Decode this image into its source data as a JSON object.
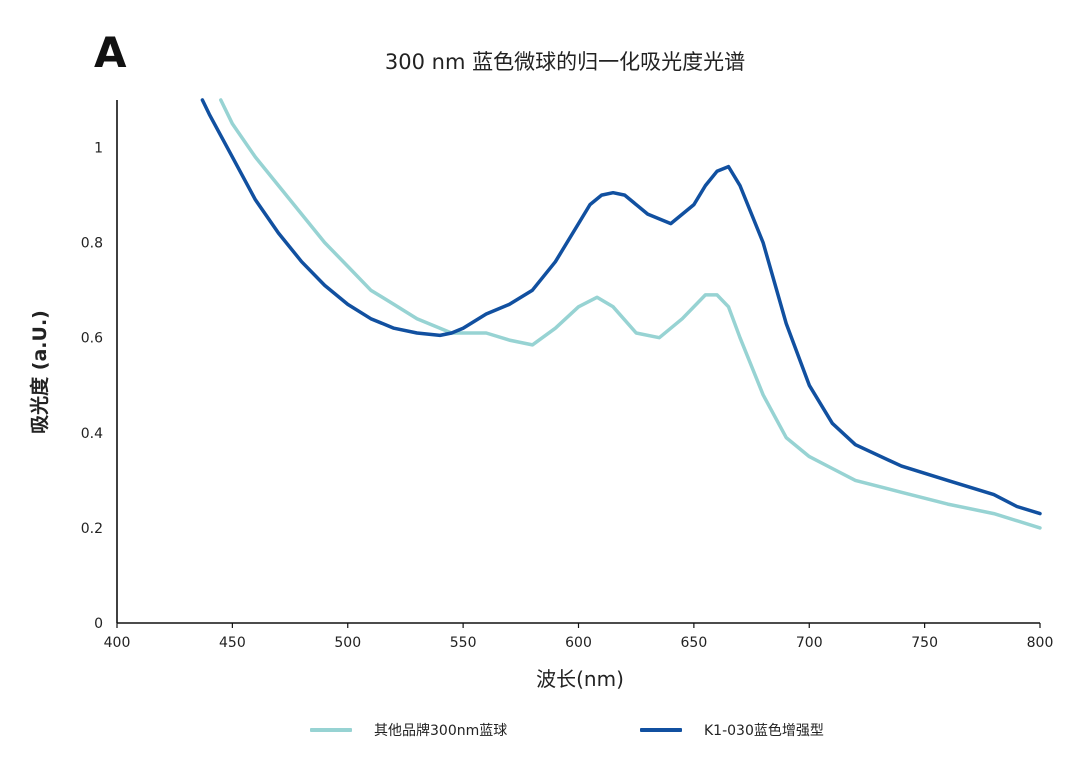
{
  "panel_label": "A",
  "chart_data": {
    "type": "line",
    "title": "300 nm 蓝色微球的归一化吸光度光谱",
    "xlabel": "波长(nm)",
    "ylabel": "吸光度 (a.U.)",
    "xlim": [
      400,
      800
    ],
    "ylim": [
      0,
      1.1
    ],
    "x_ticks": [
      "400",
      "450",
      "500",
      "550",
      "600",
      "650",
      "700",
      "750",
      "800"
    ],
    "y_ticks": [
      "0",
      "0.2",
      "0.4",
      "0.6",
      "0.8",
      "1"
    ],
    "grid": false,
    "legend_position": "bottom",
    "series": [
      {
        "name": "其他品牌300nm蓝球",
        "color": "#97d3d3",
        "x": [
          445,
          450,
          460,
          470,
          480,
          490,
          500,
          510,
          520,
          530,
          540,
          545,
          550,
          560,
          570,
          580,
          590,
          600,
          608,
          615,
          625,
          635,
          645,
          655,
          660,
          665,
          670,
          680,
          690,
          700,
          710,
          720,
          740,
          760,
          780,
          800
        ],
        "y": [
          1.1,
          1.05,
          0.98,
          0.92,
          0.86,
          0.8,
          0.75,
          0.7,
          0.67,
          0.64,
          0.62,
          0.61,
          0.61,
          0.61,
          0.595,
          0.585,
          0.62,
          0.665,
          0.685,
          0.665,
          0.61,
          0.6,
          0.64,
          0.69,
          0.69,
          0.665,
          0.6,
          0.48,
          0.39,
          0.35,
          0.325,
          0.3,
          0.275,
          0.25,
          0.23,
          0.2
        ]
      },
      {
        "name": "K1-030蓝色增强型",
        "color": "#1150a0",
        "x": [
          437,
          440,
          450,
          460,
          470,
          480,
          490,
          500,
          510,
          520,
          530,
          540,
          545,
          550,
          560,
          570,
          580,
          590,
          600,
          605,
          610,
          615,
          620,
          630,
          640,
          650,
          655,
          660,
          665,
          670,
          680,
          690,
          700,
          710,
          720,
          740,
          760,
          780,
          790,
          800
        ],
        "y": [
          1.1,
          1.07,
          0.98,
          0.89,
          0.82,
          0.76,
          0.71,
          0.67,
          0.64,
          0.62,
          0.61,
          0.605,
          0.61,
          0.62,
          0.65,
          0.67,
          0.7,
          0.76,
          0.84,
          0.88,
          0.9,
          0.905,
          0.9,
          0.86,
          0.84,
          0.88,
          0.92,
          0.95,
          0.96,
          0.92,
          0.8,
          0.63,
          0.5,
          0.42,
          0.375,
          0.33,
          0.3,
          0.27,
          0.245,
          0.23
        ]
      }
    ]
  }
}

The exercise ▸
Each entry above is to be written out again unchanged, apart from the pictures, which are left out.

The reply ▸
Decode this image into its source data as a JSON object.
{
  "panel_label": "A",
  "chart_data": {
    "type": "line",
    "title": "300 nm 蓝色微球的归一化吸光度光谱",
    "xlabel": "波长(nm)",
    "ylabel": "吸光度 (a.U.)",
    "xlim": [
      400,
      800
    ],
    "ylim": [
      0,
      1.1
    ],
    "x_ticks": [
      "400",
      "450",
      "500",
      "550",
      "600",
      "650",
      "700",
      "750",
      "800"
    ],
    "y_ticks": [
      "0",
      "0.2",
      "0.4",
      "0.6",
      "0.8",
      "1"
    ],
    "grid": false,
    "legend_position": "bottom",
    "series": [
      {
        "name": "其他品牌300nm蓝球",
        "color": "#97d3d3",
        "x": [
          445,
          450,
          460,
          470,
          480,
          490,
          500,
          510,
          520,
          530,
          540,
          545,
          550,
          560,
          570,
          580,
          590,
          600,
          608,
          615,
          625,
          635,
          645,
          655,
          660,
          665,
          670,
          680,
          690,
          700,
          710,
          720,
          740,
          760,
          780,
          800
        ],
        "y": [
          1.1,
          1.05,
          0.98,
          0.92,
          0.86,
          0.8,
          0.75,
          0.7,
          0.67,
          0.64,
          0.62,
          0.61,
          0.61,
          0.61,
          0.595,
          0.585,
          0.62,
          0.665,
          0.685,
          0.665,
          0.61,
          0.6,
          0.64,
          0.69,
          0.69,
          0.665,
          0.6,
          0.48,
          0.39,
          0.35,
          0.325,
          0.3,
          0.275,
          0.25,
          0.23,
          0.2
        ]
      },
      {
        "name": "K1-030蓝色增强型",
        "color": "#1150a0",
        "x": [
          437,
          440,
          450,
          460,
          470,
          480,
          490,
          500,
          510,
          520,
          530,
          540,
          545,
          550,
          560,
          570,
          580,
          590,
          600,
          605,
          610,
          615,
          620,
          630,
          640,
          650,
          655,
          660,
          665,
          670,
          680,
          690,
          700,
          710,
          720,
          740,
          760,
          780,
          790,
          800
        ],
        "y": [
          1.1,
          1.07,
          0.98,
          0.89,
          0.82,
          0.76,
          0.71,
          0.67,
          0.64,
          0.62,
          0.61,
          0.605,
          0.61,
          0.62,
          0.65,
          0.67,
          0.7,
          0.76,
          0.84,
          0.88,
          0.9,
          0.905,
          0.9,
          0.86,
          0.84,
          0.88,
          0.92,
          0.95,
          0.96,
          0.92,
          0.8,
          0.63,
          0.5,
          0.42,
          0.375,
          0.33,
          0.3,
          0.27,
          0.245,
          0.23
        ]
      }
    ]
  }
}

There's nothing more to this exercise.